• The request
Can you recast the items as a numbered list, starting at their first line and ending at the line that contains "y-tick-label: 100 xyxy=(74,82,108,103)", with both of those lines included, blank lines left out, and nothing else listed?

• Data provided
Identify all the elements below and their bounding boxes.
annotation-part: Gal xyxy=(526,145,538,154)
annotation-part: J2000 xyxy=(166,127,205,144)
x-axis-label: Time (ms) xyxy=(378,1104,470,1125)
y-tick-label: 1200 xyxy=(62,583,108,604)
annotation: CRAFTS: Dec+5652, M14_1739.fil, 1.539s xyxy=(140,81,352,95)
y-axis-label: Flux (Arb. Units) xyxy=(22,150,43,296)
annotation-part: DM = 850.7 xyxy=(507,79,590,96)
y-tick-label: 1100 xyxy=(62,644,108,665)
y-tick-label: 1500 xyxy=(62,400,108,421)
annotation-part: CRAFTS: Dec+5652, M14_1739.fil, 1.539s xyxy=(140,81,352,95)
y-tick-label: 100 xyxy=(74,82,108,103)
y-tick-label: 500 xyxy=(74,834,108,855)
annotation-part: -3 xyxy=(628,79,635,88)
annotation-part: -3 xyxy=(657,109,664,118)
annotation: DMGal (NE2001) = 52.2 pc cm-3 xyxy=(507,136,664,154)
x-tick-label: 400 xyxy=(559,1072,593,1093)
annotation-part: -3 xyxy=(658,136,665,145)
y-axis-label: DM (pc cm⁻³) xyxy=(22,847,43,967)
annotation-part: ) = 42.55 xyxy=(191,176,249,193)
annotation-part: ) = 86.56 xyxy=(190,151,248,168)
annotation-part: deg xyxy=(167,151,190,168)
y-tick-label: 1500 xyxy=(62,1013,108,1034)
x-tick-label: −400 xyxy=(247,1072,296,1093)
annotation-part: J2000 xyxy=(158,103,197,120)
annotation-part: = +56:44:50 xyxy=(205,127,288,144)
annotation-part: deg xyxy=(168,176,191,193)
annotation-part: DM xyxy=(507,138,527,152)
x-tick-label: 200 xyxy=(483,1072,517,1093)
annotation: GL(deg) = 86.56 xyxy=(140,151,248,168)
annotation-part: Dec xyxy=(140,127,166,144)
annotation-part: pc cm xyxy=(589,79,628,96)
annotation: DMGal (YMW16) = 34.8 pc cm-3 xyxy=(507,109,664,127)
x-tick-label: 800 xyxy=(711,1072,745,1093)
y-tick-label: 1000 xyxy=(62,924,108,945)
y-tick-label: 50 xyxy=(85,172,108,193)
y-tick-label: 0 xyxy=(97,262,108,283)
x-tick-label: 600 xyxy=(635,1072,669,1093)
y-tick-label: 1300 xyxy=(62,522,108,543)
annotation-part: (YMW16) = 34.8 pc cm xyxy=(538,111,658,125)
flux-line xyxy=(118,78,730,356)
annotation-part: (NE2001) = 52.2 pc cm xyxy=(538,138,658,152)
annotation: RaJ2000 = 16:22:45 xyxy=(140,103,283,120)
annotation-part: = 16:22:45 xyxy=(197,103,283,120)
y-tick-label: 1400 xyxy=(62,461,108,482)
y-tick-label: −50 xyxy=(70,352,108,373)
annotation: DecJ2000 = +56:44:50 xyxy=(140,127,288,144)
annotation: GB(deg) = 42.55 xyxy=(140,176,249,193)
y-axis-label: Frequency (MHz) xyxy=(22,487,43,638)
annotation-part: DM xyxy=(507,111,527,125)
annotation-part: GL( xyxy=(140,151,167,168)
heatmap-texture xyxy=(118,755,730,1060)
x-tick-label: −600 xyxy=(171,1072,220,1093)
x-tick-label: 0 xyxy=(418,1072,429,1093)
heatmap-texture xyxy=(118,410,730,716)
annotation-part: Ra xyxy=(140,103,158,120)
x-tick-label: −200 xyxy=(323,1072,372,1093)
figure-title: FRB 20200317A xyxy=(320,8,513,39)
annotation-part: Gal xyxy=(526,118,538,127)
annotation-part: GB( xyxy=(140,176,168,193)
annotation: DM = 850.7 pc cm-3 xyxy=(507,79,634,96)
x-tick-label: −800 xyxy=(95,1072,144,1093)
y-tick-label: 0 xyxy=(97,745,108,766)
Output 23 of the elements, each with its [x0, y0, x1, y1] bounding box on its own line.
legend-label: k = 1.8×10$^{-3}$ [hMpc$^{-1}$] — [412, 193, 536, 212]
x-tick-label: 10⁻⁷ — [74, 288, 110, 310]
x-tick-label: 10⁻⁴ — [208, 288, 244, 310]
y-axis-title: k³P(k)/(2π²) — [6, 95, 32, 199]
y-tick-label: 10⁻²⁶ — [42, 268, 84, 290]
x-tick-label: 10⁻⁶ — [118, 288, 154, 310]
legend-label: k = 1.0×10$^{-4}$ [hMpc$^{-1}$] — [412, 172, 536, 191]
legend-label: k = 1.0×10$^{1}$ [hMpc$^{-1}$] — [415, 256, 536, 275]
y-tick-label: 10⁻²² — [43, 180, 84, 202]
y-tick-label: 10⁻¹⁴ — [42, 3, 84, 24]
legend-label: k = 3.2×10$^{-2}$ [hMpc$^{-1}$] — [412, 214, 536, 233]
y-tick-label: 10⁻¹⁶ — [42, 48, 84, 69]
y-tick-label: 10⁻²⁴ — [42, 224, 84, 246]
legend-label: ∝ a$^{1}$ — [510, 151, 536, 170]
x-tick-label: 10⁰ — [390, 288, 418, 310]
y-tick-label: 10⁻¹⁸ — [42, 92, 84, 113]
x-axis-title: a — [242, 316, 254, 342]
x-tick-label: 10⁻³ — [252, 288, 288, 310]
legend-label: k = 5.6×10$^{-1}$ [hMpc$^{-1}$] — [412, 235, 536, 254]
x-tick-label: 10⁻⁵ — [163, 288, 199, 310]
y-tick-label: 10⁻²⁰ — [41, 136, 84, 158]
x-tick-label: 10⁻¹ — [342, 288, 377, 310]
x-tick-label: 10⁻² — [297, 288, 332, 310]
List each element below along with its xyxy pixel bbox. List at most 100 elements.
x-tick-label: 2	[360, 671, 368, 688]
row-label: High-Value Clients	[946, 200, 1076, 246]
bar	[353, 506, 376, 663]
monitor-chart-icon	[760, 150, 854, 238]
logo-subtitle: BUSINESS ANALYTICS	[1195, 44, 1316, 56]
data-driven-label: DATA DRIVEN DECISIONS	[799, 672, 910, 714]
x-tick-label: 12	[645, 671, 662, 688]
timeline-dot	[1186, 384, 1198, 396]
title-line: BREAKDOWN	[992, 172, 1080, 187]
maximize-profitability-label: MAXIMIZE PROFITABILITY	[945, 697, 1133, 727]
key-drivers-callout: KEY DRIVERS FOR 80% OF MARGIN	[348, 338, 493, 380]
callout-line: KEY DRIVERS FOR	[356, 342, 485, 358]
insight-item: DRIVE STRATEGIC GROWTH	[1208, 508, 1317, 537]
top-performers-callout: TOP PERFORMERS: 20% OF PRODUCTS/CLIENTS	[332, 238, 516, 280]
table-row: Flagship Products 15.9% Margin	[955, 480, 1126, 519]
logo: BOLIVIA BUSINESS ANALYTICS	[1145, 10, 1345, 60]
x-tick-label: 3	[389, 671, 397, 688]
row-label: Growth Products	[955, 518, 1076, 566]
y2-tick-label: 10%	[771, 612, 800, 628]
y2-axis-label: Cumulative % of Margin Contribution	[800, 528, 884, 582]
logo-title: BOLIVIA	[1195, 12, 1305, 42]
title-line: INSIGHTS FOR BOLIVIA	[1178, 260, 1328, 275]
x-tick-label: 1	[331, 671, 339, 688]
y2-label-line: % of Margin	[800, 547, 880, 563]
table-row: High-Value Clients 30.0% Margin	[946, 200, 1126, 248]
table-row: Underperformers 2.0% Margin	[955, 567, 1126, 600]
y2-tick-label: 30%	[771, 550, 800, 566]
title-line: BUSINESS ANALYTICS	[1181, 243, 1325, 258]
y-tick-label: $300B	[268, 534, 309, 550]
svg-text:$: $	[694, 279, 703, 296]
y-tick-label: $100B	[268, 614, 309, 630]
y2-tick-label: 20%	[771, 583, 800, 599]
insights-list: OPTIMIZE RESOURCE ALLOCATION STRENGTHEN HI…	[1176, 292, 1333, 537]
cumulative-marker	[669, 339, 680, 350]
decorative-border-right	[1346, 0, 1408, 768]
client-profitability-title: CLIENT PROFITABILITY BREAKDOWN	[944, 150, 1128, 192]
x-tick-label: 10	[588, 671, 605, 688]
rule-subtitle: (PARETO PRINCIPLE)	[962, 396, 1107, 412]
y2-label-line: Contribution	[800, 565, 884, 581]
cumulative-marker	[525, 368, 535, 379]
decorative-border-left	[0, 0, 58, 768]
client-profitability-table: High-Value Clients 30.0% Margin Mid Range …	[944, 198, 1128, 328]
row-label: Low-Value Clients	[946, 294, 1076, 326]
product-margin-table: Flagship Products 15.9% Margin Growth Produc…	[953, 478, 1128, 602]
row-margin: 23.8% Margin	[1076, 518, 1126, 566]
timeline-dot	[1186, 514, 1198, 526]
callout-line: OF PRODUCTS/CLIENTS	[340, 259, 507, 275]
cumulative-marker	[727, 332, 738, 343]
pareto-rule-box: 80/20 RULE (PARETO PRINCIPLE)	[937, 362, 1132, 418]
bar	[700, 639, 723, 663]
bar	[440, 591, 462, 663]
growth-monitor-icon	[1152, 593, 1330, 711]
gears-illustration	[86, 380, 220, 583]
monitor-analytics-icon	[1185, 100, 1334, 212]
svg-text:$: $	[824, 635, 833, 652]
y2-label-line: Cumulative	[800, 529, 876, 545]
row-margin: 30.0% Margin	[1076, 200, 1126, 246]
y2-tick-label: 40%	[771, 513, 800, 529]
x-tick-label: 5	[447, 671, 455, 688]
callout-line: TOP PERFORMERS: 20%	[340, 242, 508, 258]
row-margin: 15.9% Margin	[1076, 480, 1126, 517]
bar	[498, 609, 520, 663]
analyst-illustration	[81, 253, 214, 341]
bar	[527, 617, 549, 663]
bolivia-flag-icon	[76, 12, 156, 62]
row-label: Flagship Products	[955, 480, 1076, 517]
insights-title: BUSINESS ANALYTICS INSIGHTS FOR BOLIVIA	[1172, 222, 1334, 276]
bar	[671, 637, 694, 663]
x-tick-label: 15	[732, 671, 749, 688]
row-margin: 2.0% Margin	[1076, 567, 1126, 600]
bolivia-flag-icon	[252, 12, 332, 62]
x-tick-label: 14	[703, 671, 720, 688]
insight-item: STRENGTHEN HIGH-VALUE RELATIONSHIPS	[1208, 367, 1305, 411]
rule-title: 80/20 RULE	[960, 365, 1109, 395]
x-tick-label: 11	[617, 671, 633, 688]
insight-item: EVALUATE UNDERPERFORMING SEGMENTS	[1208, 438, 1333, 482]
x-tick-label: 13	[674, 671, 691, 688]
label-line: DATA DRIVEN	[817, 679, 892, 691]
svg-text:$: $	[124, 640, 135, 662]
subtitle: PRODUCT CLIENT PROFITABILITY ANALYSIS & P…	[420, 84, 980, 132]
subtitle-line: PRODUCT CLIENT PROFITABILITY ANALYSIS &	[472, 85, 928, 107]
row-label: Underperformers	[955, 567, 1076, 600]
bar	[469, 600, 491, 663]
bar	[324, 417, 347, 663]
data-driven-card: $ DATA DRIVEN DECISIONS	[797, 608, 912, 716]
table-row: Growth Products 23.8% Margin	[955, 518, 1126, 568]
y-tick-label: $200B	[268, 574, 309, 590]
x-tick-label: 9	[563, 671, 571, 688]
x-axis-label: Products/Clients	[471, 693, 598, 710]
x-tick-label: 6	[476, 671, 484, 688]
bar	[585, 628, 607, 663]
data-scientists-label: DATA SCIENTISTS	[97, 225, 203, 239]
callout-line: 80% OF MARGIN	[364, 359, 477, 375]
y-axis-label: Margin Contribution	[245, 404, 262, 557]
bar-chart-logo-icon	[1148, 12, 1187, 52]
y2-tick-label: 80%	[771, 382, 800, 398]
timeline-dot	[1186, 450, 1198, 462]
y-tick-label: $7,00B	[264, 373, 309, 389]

• Answer
1. Identify all the elements below and their bounding boxes.
2. annotation-part: Gal xyxy=(526,145,538,154)
3. annotation-part: J2000 xyxy=(166,127,205,144)
4. x-axis-label: Time (ms) xyxy=(378,1104,470,1125)
5. y-tick-label: 1200 xyxy=(62,583,108,604)
6. annotation: CRAFTS: Dec+5652, M14_1739.fil, 1.539s xyxy=(140,81,352,95)
7. y-axis-label: Flux (Arb. Units) xyxy=(22,150,43,296)
8. annotation-part: DM = 850.7 xyxy=(507,79,590,96)
9. y-tick-label: 1100 xyxy=(62,644,108,665)
10. y-tick-label: 1500 xyxy=(62,400,108,421)
11. annotation-part: CRAFTS: Dec+5652, M14_1739.fil, 1.539s xyxy=(140,81,352,95)
12. y-tick-label: 100 xyxy=(74,82,108,103)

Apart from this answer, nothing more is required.